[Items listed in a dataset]

....................

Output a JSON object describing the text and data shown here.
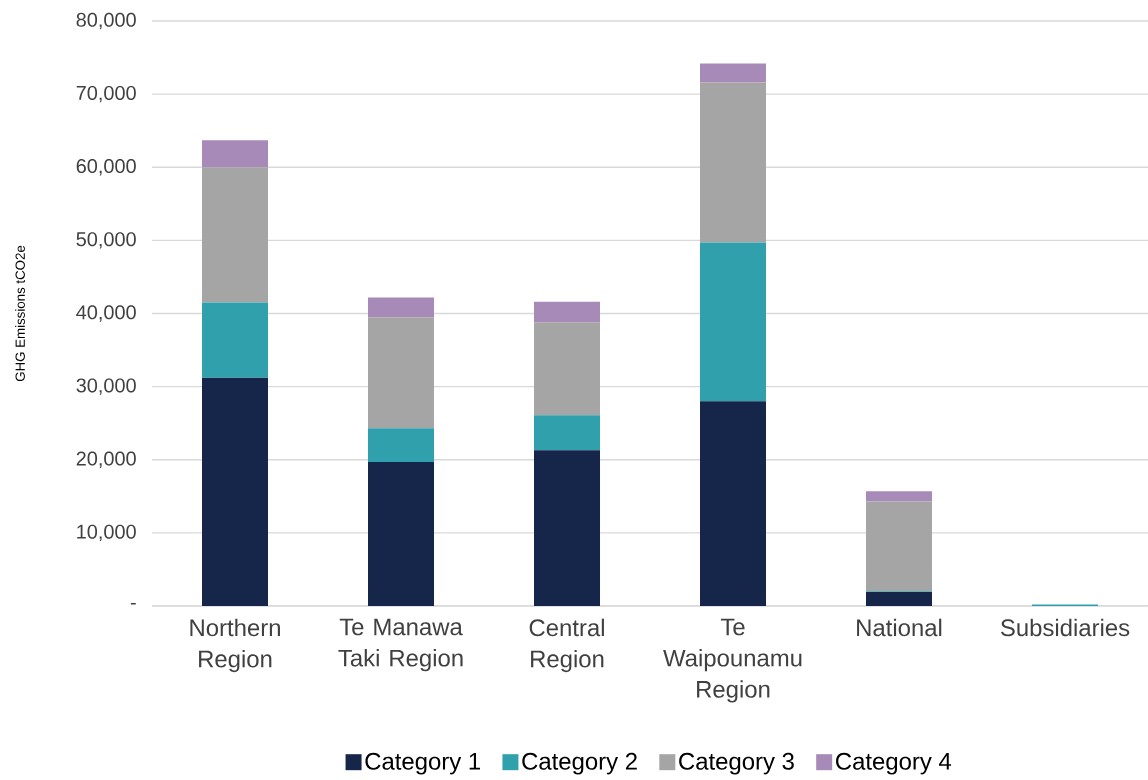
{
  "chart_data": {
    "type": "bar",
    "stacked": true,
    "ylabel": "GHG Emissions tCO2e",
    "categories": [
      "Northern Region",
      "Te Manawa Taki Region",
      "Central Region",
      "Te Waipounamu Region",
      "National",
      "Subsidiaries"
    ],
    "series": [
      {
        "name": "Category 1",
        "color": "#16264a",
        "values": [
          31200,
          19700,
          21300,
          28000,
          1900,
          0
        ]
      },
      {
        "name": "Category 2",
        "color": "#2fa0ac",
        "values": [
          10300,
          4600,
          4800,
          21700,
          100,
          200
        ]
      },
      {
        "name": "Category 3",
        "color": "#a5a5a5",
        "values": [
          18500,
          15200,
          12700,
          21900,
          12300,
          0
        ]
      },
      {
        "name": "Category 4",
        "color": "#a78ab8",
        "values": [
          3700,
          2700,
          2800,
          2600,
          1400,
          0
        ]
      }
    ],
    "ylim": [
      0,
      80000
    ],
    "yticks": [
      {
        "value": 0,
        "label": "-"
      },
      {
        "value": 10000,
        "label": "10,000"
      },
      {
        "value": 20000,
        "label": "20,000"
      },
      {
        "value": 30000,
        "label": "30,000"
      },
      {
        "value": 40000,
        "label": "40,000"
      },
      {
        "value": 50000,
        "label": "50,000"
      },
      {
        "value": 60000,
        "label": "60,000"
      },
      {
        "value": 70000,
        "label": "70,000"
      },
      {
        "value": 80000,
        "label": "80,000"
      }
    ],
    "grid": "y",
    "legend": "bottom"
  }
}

....................

▶ **GOAL**:
Pull out each line of the records holding the string "Region".

▶ **COMPLETE RESPONSE**:
      "Northern Region",
      "Te Manawa Taki Region",
      "Central Region",
      "Te Waipounamu Region",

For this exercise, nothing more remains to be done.